## Requirement 1
Translate this sentence from the blog post about the MasterClass writing course into Spanish: "Each lesson comes with a video lecture, a PDF, exercises and other resources."
## Requirement 2
Reproduce the part of the blog post about the MasterClass writing course, starting at "Each lesson comes" and ending at "of those moments?".

## Reading passage
-*-*-
A while back, a friend of mine recommended MasterClass - a series of online courses delivered by world-leading experts.
Since then, several of the writing classes have popped up my Facebook feed, but none inspired me to click until Joyce Carol Oates appeared, promising to deliver fourteen classes on the art of the short story. With lesson titles like 'exploring taboo and darkness', I was hooked.
I've signed up to a year's access to all of the masterclass courses, which means that once I've completed the series with Joyce Carol Oates I can move on to courses delivered by other luminaries such as David Mamet, Judy Blume and Margaret Atwood.
Each lesson comes with a video lecture, a PDF, exercises and other resources. There's also opportunity to connect in with other learners.
Lesson one: Introduction
- A short introduction to the series. The videos are beautifully produced. You feel as though you are in Joyce's Princeton's office with her, having a one-on-one tutorial.
Lesson two: Principles of writing short fiction
- Start with a character. Something happens to your character, and that starts the story. People are mysterious. What secrets does your character have? What have they left unexplored about their life? What are the climactic moments in their life? Will you choose to tell a story about one of those moments?
- I learned a new word: Synecdoche. A figure of speech in which a term for a part of something refers to the whole of something or vice versa. Examples from common English expressions include "suits" (for "businessmen") and "America" (for "the United States of America". (From Wikipedia.)
-*-*-
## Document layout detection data

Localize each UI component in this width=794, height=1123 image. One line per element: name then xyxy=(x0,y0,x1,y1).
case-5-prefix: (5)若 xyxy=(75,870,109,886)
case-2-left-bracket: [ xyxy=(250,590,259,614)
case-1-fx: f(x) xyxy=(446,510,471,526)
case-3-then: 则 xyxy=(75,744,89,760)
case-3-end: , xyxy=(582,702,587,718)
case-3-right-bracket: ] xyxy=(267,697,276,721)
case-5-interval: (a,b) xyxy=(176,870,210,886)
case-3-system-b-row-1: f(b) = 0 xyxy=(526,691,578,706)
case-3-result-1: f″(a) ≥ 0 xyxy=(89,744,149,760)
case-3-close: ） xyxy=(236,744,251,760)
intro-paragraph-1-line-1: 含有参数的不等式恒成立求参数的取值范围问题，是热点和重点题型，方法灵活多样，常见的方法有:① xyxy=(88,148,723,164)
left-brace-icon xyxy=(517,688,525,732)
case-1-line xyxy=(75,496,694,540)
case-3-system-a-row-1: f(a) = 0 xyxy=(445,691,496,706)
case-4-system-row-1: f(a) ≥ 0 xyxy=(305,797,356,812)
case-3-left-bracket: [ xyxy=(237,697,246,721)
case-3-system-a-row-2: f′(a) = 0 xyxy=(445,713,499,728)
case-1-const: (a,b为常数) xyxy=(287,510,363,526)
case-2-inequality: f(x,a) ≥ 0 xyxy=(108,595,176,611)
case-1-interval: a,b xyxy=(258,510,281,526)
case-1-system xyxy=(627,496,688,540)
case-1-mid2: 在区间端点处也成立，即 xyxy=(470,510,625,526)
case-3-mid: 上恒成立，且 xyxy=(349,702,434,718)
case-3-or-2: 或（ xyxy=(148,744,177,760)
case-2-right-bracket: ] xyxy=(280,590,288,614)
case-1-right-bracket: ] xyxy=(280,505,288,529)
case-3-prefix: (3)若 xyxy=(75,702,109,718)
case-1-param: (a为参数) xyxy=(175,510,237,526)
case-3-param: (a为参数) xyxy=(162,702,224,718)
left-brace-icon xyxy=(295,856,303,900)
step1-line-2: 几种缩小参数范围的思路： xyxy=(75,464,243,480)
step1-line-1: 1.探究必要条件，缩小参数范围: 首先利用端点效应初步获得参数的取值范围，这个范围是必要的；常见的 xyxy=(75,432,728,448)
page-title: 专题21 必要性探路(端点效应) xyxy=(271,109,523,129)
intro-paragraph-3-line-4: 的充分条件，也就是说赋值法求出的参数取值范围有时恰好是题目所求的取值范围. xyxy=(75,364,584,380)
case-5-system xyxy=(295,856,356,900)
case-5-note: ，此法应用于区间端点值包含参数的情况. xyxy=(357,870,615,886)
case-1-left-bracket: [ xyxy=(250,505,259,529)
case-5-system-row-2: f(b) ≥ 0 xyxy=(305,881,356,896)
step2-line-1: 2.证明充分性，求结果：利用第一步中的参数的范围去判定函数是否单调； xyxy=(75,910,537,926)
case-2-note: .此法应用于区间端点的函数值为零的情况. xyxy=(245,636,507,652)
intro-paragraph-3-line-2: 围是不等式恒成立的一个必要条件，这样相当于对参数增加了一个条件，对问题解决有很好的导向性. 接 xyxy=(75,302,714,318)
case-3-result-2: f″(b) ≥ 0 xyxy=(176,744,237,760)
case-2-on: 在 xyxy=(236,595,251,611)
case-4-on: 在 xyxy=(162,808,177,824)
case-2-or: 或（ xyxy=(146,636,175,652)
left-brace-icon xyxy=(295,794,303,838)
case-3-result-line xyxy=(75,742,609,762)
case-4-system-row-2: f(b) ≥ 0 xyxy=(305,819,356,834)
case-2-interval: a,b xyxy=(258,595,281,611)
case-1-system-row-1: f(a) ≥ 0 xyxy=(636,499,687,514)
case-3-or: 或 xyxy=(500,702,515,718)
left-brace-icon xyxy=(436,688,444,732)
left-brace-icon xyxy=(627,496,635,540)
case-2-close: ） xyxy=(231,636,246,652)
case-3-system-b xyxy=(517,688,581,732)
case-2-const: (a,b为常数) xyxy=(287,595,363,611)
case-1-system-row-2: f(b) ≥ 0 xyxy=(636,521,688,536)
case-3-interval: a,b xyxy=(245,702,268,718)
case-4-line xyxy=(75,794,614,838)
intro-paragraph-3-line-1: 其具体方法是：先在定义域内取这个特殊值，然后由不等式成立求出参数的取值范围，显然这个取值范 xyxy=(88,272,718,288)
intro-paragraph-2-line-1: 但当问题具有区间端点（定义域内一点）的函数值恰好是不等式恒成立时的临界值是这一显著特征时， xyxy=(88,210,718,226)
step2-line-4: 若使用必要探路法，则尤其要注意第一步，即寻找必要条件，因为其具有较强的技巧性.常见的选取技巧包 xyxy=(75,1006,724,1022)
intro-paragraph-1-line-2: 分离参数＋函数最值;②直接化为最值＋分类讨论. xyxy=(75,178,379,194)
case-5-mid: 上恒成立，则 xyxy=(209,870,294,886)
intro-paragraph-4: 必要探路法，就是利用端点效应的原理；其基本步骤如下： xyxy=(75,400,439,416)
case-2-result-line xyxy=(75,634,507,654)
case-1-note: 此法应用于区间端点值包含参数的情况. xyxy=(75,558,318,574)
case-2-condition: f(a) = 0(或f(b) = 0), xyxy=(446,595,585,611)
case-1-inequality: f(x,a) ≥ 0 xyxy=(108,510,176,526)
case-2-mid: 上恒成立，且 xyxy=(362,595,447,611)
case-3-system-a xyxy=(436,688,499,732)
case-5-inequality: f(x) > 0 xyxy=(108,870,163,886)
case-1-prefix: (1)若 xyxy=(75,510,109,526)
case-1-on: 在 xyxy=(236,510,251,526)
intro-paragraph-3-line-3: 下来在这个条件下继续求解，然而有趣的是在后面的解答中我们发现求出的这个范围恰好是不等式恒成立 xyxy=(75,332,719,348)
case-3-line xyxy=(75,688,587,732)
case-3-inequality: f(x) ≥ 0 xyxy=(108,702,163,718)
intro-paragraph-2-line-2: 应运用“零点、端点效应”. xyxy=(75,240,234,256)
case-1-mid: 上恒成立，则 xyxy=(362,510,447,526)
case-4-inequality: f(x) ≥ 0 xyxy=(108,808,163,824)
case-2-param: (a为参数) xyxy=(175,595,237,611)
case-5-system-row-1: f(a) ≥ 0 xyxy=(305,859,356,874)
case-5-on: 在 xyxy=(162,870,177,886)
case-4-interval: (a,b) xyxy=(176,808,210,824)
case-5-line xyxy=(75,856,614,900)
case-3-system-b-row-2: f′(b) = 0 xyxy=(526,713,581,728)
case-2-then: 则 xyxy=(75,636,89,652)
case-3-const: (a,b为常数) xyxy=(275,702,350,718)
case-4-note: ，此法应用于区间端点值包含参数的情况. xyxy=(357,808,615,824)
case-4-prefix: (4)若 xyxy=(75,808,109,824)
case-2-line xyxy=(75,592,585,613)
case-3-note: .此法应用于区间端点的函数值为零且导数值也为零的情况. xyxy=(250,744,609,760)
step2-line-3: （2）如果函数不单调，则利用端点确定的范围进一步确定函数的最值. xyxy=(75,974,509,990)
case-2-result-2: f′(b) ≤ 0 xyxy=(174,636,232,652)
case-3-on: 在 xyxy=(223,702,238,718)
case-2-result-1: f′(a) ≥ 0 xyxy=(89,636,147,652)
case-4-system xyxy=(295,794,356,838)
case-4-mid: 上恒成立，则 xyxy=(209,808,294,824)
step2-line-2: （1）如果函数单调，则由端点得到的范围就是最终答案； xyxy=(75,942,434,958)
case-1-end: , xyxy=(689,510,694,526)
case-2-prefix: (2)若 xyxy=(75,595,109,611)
-*-*-
## Reply 1
Cada lección viene con una videoconferencia, un PDF, ejercicios y otros recursos.

## Reply 2
Each lesson comes with a video lecture, a PDF, exercises and other resources. There's also opportunity to connect in with other learners.
Lesson one: Introduction
- A short introduction to the series. The videos are beautifully produced. You feel as though you are in Joyce's Princeton's office with her, having a one-on-one tutorial.
Lesson two: Principles of writing short fiction
- Start with a character. Something happens to your character, and that starts the story. People are mysterious. What secrets does your character have? What have they left unexplored about their life? What are the climactic moments in their life? Will you choose to tell a story about one of those moments?